** Begin Input data **
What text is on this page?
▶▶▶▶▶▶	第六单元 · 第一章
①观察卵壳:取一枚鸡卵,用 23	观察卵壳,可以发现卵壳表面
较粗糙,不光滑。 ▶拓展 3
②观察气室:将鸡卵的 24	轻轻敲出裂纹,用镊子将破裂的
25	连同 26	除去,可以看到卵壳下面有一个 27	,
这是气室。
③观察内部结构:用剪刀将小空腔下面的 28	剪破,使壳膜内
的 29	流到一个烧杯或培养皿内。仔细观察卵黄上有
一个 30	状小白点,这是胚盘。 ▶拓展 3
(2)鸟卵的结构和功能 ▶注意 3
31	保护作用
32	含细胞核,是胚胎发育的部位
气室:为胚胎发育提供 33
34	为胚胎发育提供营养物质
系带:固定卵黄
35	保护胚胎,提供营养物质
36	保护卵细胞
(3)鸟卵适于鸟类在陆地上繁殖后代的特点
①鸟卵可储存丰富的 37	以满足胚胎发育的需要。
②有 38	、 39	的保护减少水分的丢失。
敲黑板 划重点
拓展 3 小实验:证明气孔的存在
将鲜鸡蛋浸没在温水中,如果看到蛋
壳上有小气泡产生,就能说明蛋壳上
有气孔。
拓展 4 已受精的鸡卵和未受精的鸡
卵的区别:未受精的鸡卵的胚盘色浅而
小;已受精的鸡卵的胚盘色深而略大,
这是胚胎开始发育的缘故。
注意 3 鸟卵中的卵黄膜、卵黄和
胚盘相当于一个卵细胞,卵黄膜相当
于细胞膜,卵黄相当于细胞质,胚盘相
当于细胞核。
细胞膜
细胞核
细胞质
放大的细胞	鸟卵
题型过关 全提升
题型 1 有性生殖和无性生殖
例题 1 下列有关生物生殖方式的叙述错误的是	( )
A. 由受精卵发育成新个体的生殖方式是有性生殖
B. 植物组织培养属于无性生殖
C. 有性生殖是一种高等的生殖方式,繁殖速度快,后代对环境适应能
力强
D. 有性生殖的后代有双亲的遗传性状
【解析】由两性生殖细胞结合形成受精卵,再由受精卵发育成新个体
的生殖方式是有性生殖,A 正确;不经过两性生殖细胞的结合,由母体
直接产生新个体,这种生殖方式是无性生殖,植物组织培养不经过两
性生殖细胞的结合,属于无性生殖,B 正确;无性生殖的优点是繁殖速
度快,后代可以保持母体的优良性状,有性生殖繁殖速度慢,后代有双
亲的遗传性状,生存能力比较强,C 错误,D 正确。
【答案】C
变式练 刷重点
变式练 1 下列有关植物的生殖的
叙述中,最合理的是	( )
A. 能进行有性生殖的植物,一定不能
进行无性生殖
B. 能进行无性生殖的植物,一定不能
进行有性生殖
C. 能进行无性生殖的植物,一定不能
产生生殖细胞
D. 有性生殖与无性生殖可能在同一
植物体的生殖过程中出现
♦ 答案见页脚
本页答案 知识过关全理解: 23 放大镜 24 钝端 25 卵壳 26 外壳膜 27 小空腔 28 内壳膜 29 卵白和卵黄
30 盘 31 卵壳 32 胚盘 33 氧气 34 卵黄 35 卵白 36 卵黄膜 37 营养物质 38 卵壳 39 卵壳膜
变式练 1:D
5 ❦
** End Input data **
Each line in the listing above that contains "能进行无性生殖的植物" should be copied.

B. 能进行无性生殖的植物,一定不能
C. 能进行无性生殖的植物,一定不能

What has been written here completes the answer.